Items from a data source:
----
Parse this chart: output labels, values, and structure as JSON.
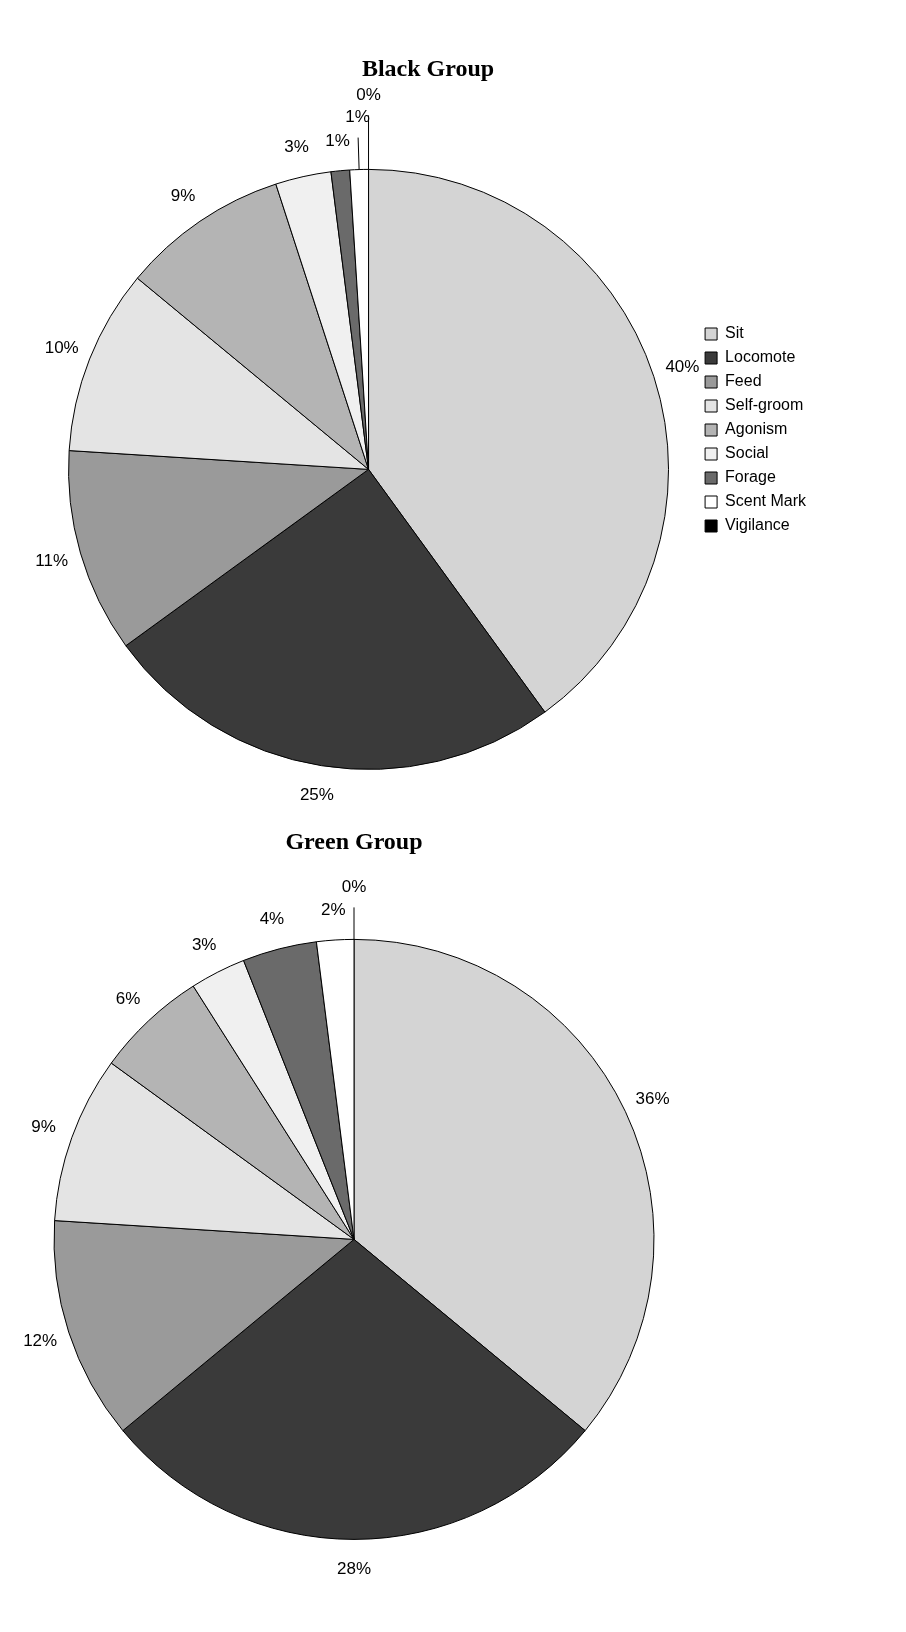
{
  "chart_data": [
    {
      "type": "pie",
      "title": "Black Group",
      "legend": "right",
      "categories": [
        "Sit",
        "Locomote",
        "Feed",
        "Self-groom",
        "Agonism",
        "Social",
        "Forage",
        "Scent Mark",
        "Vigilance"
      ],
      "values": [
        40,
        25,
        11,
        10,
        9,
        3,
        1,
        1,
        0
      ],
      "value_labels": [
        "40%",
        "25%",
        "11%",
        "10%",
        "9%",
        "3%",
        "1%",
        "1%",
        "0%"
      ],
      "colors": [
        "#d4d4d4",
        "#3a3a3a",
        "#9a9a9a",
        "#e4e4e4",
        "#b4b4b4",
        "#f0f0f0",
        "#6a6a6a",
        "#ffffff",
        "#000000"
      ]
    },
    {
      "type": "pie",
      "title": "Green Group",
      "legend": false,
      "categories": [
        null,
        null,
        null,
        null,
        null,
        null,
        null,
        null,
        null
      ],
      "values": [
        36,
        28,
        12,
        9,
        6,
        3,
        4,
        2,
        0
      ],
      "value_labels": [
        "36%",
        "28%",
        "12%",
        "9%",
        "6%",
        "3%",
        "4%",
        "2%",
        "0%"
      ],
      "colors": [
        "#d4d4d4",
        "#3a3a3a",
        "#9a9a9a",
        "#e4e4e4",
        "#b4b4b4",
        "#f0f0f0",
        "#6a6a6a",
        "#ffffff",
        "#000000"
      ]
    }
  ]
}
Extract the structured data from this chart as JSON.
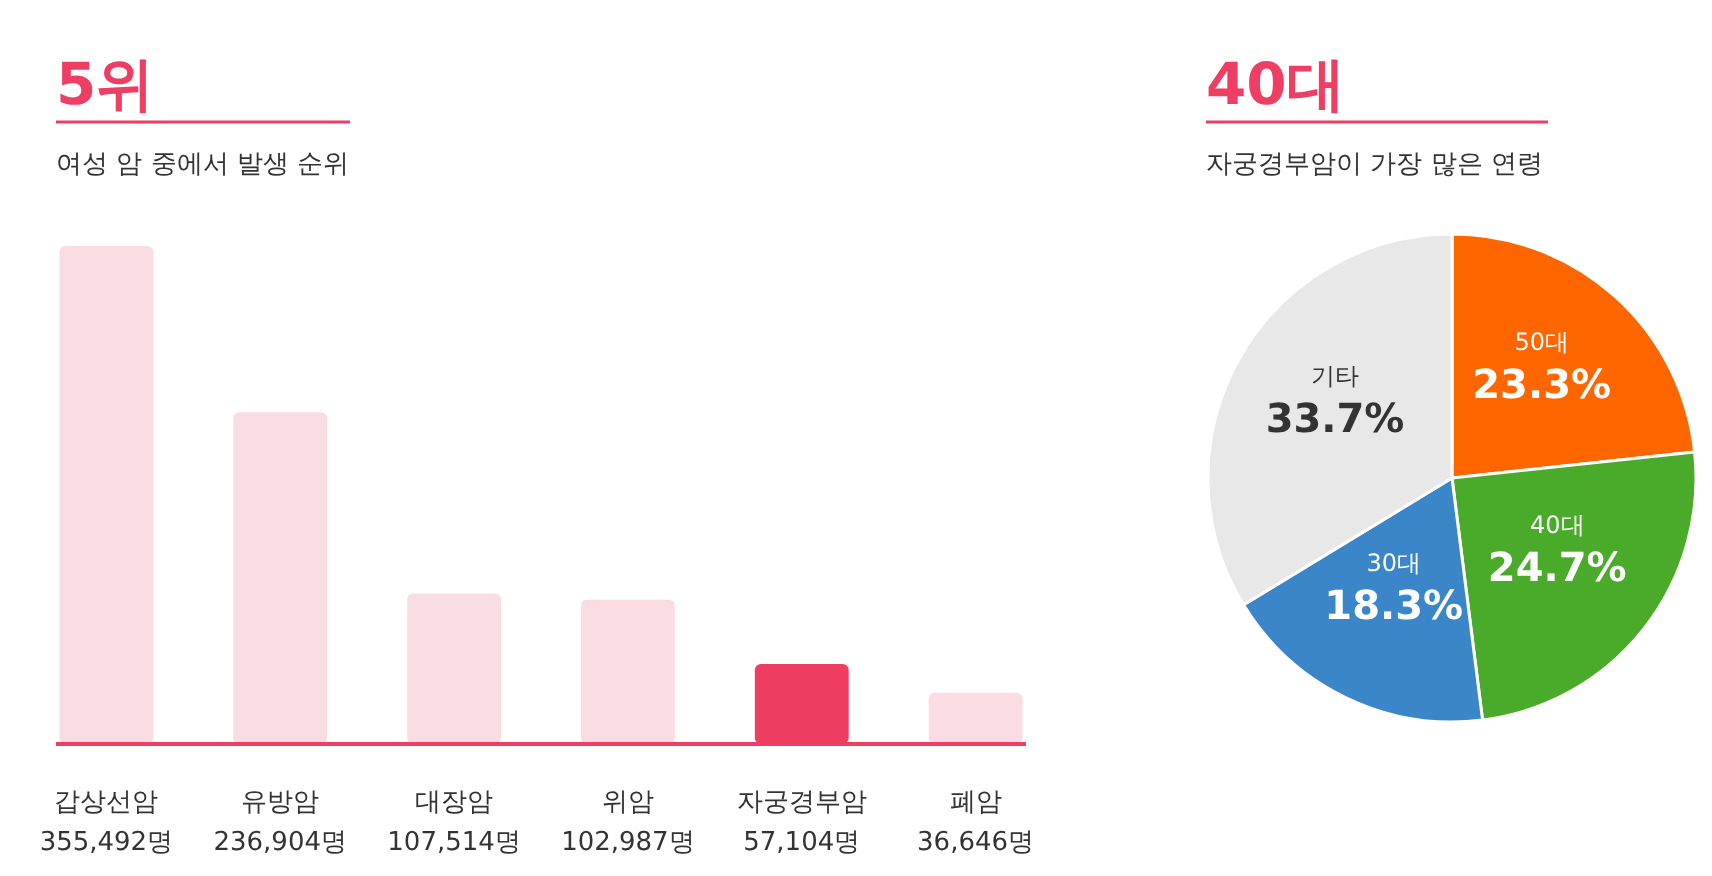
{
  "chart_data": [
    {
      "type": "bar",
      "title": "5위",
      "subtitle": "여성 암 중에서 발생 순위",
      "categories": [
        "갑상선암",
        "유방암",
        "대장암",
        "위암",
        "자궁경부암",
        "폐암"
      ],
      "values": [
        355492,
        236904,
        107514,
        102987,
        57104,
        36646
      ],
      "colors": [
        "#fadde3",
        "#fadde3",
        "#fadde3",
        "#fadde3",
        "#f03e62",
        "#fadde3"
      ],
      "value_labels": [
        "355,492명",
        "236,904명",
        "107,514명",
        "102,987명",
        "57,104명",
        "36,646명"
      ]
    },
    {
      "type": "pie",
      "title": "40대",
      "subtitle": "자궁경부암이 가장 많은 연령",
      "categories": [
        "50대",
        "40대",
        "30대",
        "기타"
      ],
      "values": [
        23.3,
        24.7,
        18.3,
        33.7
      ],
      "colors": [
        "#ff6600",
        "#4aab2a",
        "#3a86c8",
        "#e8e8e8"
      ],
      "value_labels": [
        "23.3%",
        "24.7%",
        "18.3%",
        "33.7%"
      ]
    }
  ]
}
----
Leave out the pictures and output the rest of the material exactly as written.

SOLUTION:
Parse this chart: output labels, values, and structure as JSON.
{
  "chart_data": [
    {
      "type": "pie",
      "title": "Black Group",
      "legend": "right",
      "categories": [
        "Sit",
        "Locomote",
        "Feed",
        "Self-groom",
        "Agonism",
        "Social",
        "Forage",
        "Scent Mark",
        "Vigilance"
      ],
      "values": [
        40,
        25,
        11,
        10,
        9,
        3,
        1,
        1,
        0
      ],
      "value_labels": [
        "40%",
        "25%",
        "11%",
        "10%",
        "9%",
        "3%",
        "1%",
        "1%",
        "0%"
      ],
      "colors": [
        "#d4d4d4",
        "#3a3a3a",
        "#9a9a9a",
        "#e4e4e4",
        "#b4b4b4",
        "#f0f0f0",
        "#6a6a6a",
        "#ffffff",
        "#000000"
      ]
    },
    {
      "type": "pie",
      "title": "Green Group",
      "legend": false,
      "categories": [
        null,
        null,
        null,
        null,
        null,
        null,
        null,
        null,
        null
      ],
      "values": [
        36,
        28,
        12,
        9,
        6,
        3,
        4,
        2,
        0
      ],
      "value_labels": [
        "36%",
        "28%",
        "12%",
        "9%",
        "6%",
        "3%",
        "4%",
        "2%",
        "0%"
      ],
      "colors": [
        "#d4d4d4",
        "#3a3a3a",
        "#9a9a9a",
        "#e4e4e4",
        "#b4b4b4",
        "#f0f0f0",
        "#6a6a6a",
        "#ffffff",
        "#000000"
      ]
    }
  ]
}
Extract the structured data from this chart as JSON.
{
  "chart_data": [
    {
      "type": "bar",
      "title": "5위",
      "subtitle": "여성 암 중에서 발생 순위",
      "categories": [
        "갑상선암",
        "유방암",
        "대장암",
        "위암",
        "자궁경부암",
        "폐암"
      ],
      "values": [
        355492,
        236904,
        107514,
        102987,
        57104,
        36646
      ],
      "colors": [
        "#fadde3",
        "#fadde3",
        "#fadde3",
        "#fadde3",
        "#f03e62",
        "#fadde3"
      ],
      "value_labels": [
        "355,492명",
        "236,904명",
        "107,514명",
        "102,987명",
        "57,104명",
        "36,646명"
      ]
    },
    {
      "type": "pie",
      "title": "40대",
      "subtitle": "자궁경부암이 가장 많은 연령",
      "categories": [
        "50대",
        "40대",
        "30대",
        "기타"
      ],
      "values": [
        23.3,
        24.7,
        18.3,
        33.7
      ],
      "colors": [
        "#ff6600",
        "#4aab2a",
        "#3a86c8",
        "#e8e8e8"
      ],
      "value_labels": [
        "23.3%",
        "24.7%",
        "18.3%",
        "33.7%"
      ]
    }
  ]
}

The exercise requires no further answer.